◆ Task directions
Copy every line from the records below that holds the word "Anzeigen".

········

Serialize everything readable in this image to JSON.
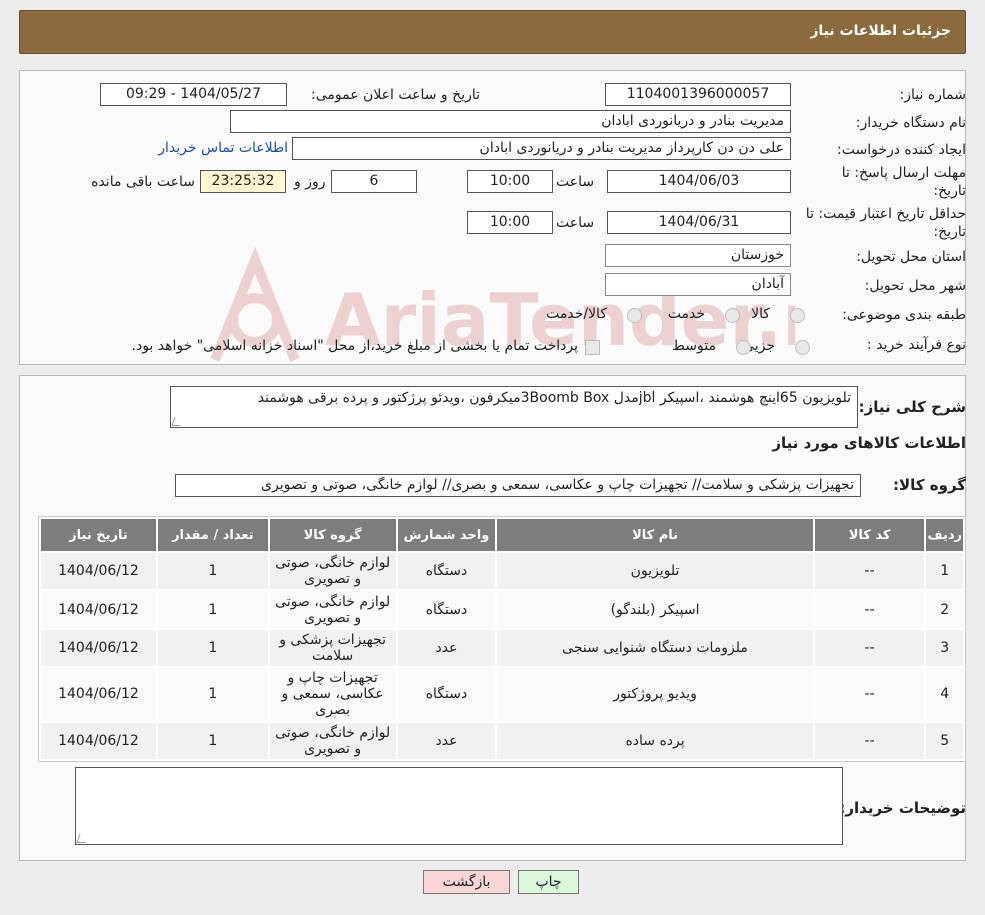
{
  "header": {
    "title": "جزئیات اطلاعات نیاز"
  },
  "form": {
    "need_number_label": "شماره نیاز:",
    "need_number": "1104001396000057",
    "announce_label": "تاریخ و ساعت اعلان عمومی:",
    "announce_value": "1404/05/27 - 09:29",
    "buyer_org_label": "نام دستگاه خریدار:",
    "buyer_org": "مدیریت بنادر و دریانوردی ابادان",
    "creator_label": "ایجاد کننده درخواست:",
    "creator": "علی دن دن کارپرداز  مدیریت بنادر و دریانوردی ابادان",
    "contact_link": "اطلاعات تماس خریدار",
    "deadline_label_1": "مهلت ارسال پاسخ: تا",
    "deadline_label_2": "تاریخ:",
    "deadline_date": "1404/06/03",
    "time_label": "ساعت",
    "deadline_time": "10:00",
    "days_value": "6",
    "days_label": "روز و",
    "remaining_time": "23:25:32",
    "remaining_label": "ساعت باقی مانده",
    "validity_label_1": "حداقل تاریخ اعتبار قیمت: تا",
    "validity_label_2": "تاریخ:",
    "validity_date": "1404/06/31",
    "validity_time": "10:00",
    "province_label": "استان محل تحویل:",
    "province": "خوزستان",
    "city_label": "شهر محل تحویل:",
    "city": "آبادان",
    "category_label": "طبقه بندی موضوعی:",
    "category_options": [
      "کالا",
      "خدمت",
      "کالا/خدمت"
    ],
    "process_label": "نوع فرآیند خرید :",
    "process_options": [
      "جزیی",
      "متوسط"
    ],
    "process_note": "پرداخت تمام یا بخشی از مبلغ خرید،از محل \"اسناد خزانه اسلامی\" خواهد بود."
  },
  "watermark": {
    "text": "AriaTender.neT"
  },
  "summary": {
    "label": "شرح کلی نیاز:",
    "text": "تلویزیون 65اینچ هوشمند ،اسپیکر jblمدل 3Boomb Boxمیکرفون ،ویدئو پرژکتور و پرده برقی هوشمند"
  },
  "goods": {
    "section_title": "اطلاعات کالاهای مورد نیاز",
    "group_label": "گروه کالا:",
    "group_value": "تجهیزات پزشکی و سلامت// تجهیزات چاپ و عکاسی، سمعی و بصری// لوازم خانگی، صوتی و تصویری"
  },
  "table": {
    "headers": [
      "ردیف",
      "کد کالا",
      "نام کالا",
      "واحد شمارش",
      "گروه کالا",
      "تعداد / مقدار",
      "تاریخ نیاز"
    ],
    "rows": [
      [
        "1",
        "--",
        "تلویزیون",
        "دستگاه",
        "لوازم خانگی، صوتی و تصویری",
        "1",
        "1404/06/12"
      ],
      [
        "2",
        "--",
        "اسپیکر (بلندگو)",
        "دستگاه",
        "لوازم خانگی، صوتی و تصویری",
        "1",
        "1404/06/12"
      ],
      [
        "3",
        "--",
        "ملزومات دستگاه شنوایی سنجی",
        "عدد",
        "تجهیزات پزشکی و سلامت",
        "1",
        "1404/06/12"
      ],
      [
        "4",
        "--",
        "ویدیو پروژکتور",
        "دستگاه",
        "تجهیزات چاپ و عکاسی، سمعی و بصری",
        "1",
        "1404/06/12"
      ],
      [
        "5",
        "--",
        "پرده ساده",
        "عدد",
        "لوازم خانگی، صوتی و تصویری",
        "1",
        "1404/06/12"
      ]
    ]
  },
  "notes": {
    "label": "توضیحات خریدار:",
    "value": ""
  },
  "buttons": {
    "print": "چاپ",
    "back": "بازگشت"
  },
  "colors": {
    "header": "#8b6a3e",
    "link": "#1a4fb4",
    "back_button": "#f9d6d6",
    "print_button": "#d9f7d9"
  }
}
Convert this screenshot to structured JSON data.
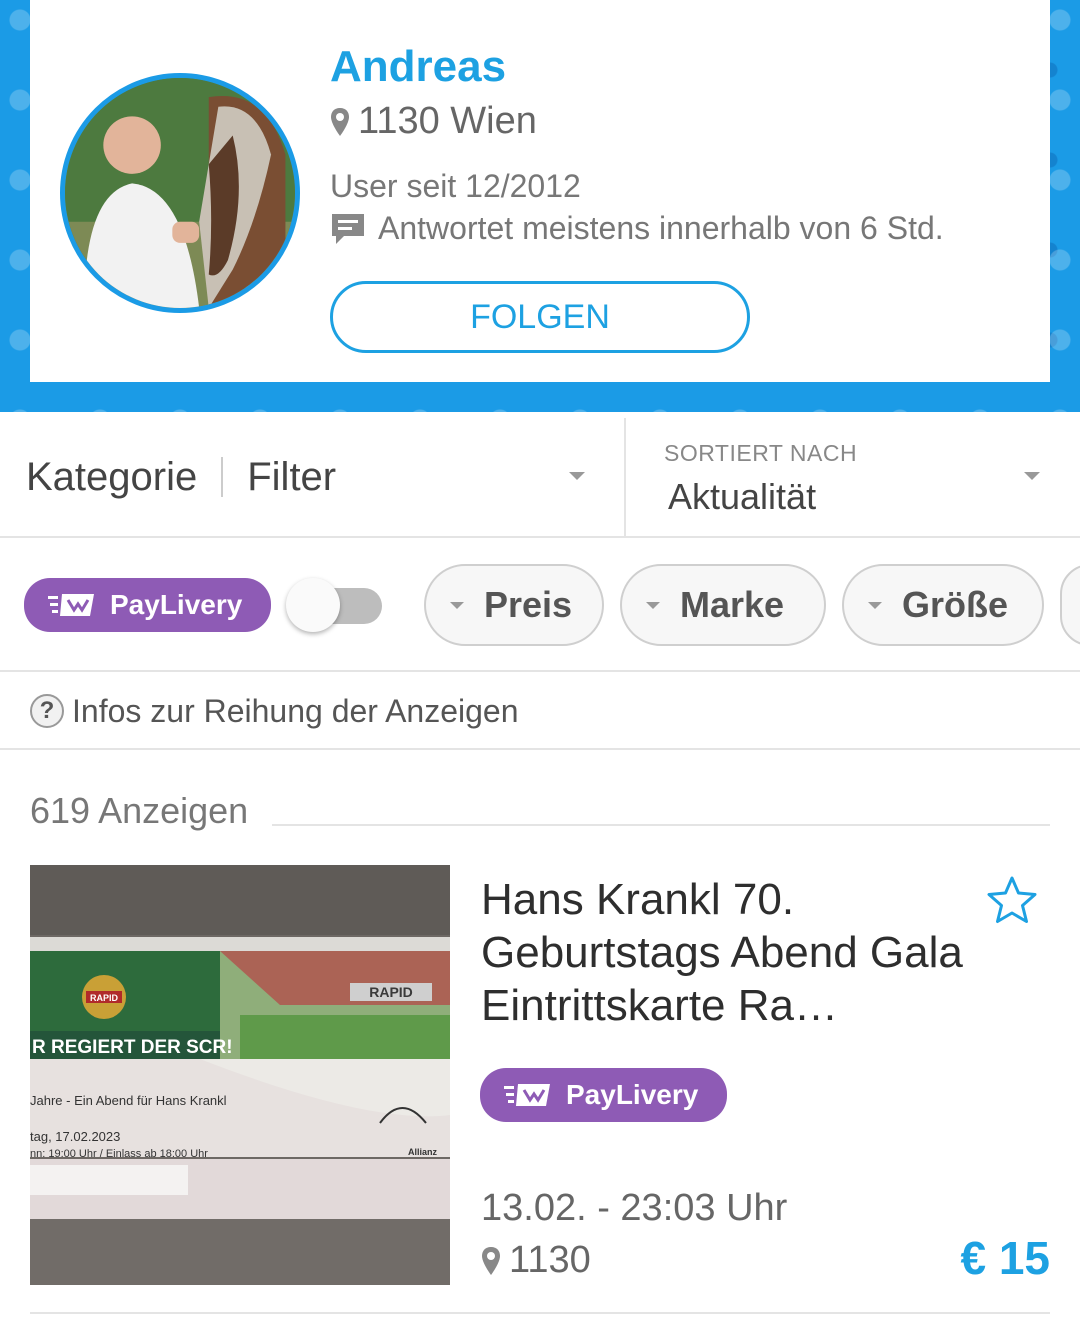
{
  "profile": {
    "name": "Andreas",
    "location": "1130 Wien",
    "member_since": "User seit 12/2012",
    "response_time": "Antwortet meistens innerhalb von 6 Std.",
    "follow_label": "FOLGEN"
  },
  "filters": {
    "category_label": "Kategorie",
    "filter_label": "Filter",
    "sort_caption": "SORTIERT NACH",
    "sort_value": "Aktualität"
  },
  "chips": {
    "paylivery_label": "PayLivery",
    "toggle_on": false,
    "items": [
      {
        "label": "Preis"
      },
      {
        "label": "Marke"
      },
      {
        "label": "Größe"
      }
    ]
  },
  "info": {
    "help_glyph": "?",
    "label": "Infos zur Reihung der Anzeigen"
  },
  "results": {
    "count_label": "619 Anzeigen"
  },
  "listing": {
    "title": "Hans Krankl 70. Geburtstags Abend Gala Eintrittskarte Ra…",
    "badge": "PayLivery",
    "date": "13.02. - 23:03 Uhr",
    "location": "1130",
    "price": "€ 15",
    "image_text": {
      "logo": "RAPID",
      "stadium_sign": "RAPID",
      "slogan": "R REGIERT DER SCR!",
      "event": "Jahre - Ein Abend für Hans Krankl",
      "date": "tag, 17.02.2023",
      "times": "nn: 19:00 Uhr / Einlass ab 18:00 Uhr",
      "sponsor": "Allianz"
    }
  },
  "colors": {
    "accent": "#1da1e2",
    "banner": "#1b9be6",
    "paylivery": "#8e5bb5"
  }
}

········

◆ Solution for this task
    "label": "Infos zur Reihung der Anzeigen"
    "count_label": "619 Anzeigen"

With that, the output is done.